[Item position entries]

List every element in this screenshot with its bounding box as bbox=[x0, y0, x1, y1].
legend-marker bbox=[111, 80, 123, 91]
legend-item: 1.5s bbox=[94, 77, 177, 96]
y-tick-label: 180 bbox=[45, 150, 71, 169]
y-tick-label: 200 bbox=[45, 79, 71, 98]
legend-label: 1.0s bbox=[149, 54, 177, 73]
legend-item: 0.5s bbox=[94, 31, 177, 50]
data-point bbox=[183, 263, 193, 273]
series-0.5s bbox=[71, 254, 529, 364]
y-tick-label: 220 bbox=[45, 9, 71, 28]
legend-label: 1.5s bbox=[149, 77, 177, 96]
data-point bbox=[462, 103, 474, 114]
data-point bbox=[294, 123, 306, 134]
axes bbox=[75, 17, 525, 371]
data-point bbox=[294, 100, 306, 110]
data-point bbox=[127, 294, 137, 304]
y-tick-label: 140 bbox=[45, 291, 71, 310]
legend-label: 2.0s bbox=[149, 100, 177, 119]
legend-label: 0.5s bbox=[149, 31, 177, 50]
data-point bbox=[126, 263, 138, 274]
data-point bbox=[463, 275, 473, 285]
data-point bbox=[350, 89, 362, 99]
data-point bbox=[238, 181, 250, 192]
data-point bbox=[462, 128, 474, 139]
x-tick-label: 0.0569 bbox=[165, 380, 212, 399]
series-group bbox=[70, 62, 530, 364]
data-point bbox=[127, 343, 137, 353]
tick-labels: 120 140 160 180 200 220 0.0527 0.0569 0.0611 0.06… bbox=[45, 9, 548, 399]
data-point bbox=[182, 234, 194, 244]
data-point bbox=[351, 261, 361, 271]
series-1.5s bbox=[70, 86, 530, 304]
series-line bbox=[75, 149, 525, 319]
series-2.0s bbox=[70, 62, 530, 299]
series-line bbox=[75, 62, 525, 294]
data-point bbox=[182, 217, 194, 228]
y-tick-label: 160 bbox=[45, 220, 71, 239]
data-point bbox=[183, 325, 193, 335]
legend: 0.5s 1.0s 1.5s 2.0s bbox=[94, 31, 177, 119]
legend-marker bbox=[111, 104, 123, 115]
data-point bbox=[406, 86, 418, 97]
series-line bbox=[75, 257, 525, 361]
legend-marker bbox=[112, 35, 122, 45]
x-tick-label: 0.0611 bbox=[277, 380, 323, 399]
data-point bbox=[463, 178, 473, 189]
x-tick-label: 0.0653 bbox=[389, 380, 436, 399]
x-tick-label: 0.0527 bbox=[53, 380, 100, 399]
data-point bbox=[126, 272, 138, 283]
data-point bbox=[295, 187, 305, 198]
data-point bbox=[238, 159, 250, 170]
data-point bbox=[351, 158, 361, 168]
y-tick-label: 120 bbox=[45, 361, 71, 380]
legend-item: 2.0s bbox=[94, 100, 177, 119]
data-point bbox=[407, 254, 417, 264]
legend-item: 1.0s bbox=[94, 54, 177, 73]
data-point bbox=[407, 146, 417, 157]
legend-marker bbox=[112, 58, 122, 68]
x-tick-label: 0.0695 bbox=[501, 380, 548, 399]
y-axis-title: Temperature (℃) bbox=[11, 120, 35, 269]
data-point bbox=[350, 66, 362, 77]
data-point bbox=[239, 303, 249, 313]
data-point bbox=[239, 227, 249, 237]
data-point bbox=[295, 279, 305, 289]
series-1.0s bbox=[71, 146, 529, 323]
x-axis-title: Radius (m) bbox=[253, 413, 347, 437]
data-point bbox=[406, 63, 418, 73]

Work to do
Return every line of the records above without any change.

Result below
List every element in this screenshot with its bounding box as bbox=[x0, y0, x1, y1].
legend-marker bbox=[111, 80, 123, 91]
legend-item: 1.5s bbox=[94, 77, 177, 96]
y-tick-label: 180 bbox=[45, 150, 71, 169]
y-tick-label: 200 bbox=[45, 79, 71, 98]
legend-label: 1.0s bbox=[149, 54, 177, 73]
legend-item: 0.5s bbox=[94, 31, 177, 50]
data-point bbox=[183, 263, 193, 273]
series-0.5s bbox=[71, 254, 529, 364]
y-tick-label: 220 bbox=[45, 9, 71, 28]
legend-label: 1.5s bbox=[149, 77, 177, 96]
data-point bbox=[462, 103, 474, 114]
data-point bbox=[294, 123, 306, 134]
axes bbox=[75, 17, 525, 371]
data-point bbox=[294, 100, 306, 110]
data-point bbox=[127, 294, 137, 304]
y-tick-label: 140 bbox=[45, 291, 71, 310]
legend-label: 2.0s bbox=[149, 100, 177, 119]
legend-label: 0.5s bbox=[149, 31, 177, 50]
data-point bbox=[126, 263, 138, 274]
data-point bbox=[463, 275, 473, 285]
data-point bbox=[350, 89, 362, 99]
data-point bbox=[238, 181, 250, 192]
data-point bbox=[462, 128, 474, 139]
x-tick-label: 0.0569 bbox=[165, 380, 212, 399]
series-group bbox=[70, 62, 530, 364]
data-point bbox=[127, 343, 137, 353]
tick-labels: 120 140 160 180 200 220 0.0527 0.0569 0.0611 0.06… bbox=[45, 9, 548, 399]
data-point bbox=[182, 234, 194, 244]
data-point bbox=[351, 261, 361, 271]
series-1.5s bbox=[70, 86, 530, 304]
series-line bbox=[75, 149, 525, 319]
series-2.0s bbox=[70, 62, 530, 299]
series-line bbox=[75, 62, 525, 294]
data-point bbox=[182, 217, 194, 228]
y-tick-label: 160 bbox=[45, 220, 71, 239]
data-point bbox=[183, 325, 193, 335]
legend: 0.5s 1.0s 1.5s 2.0s bbox=[94, 31, 177, 119]
legend-marker bbox=[111, 104, 123, 115]
data-point bbox=[406, 86, 418, 97]
series-line bbox=[75, 257, 525, 361]
legend-marker bbox=[112, 35, 122, 45]
x-tick-label: 0.0611 bbox=[277, 380, 323, 399]
data-point bbox=[463, 178, 473, 189]
x-tick-label: 0.0653 bbox=[389, 380, 436, 399]
x-tick-label: 0.0527 bbox=[53, 380, 100, 399]
data-point bbox=[126, 272, 138, 283]
data-point bbox=[295, 187, 305, 198]
data-point bbox=[238, 159, 250, 170]
data-point bbox=[351, 158, 361, 168]
y-tick-label: 120 bbox=[45, 361, 71, 380]
legend-item: 2.0s bbox=[94, 100, 177, 119]
data-point bbox=[407, 254, 417, 264]
legend-item: 1.0s bbox=[94, 54, 177, 73]
data-point bbox=[407, 146, 417, 157]
legend-marker bbox=[112, 58, 122, 68]
x-tick-label: 0.0695 bbox=[501, 380, 548, 399]
y-axis-title: Temperature (℃) bbox=[11, 120, 35, 269]
data-point bbox=[350, 66, 362, 77]
data-point bbox=[239, 303, 249, 313]
data-point bbox=[239, 227, 249, 237]
data-point bbox=[295, 279, 305, 289]
series-1.0s bbox=[71, 146, 529, 323]
x-axis-title: Radius (m) bbox=[253, 413, 347, 437]
data-point bbox=[406, 63, 418, 73]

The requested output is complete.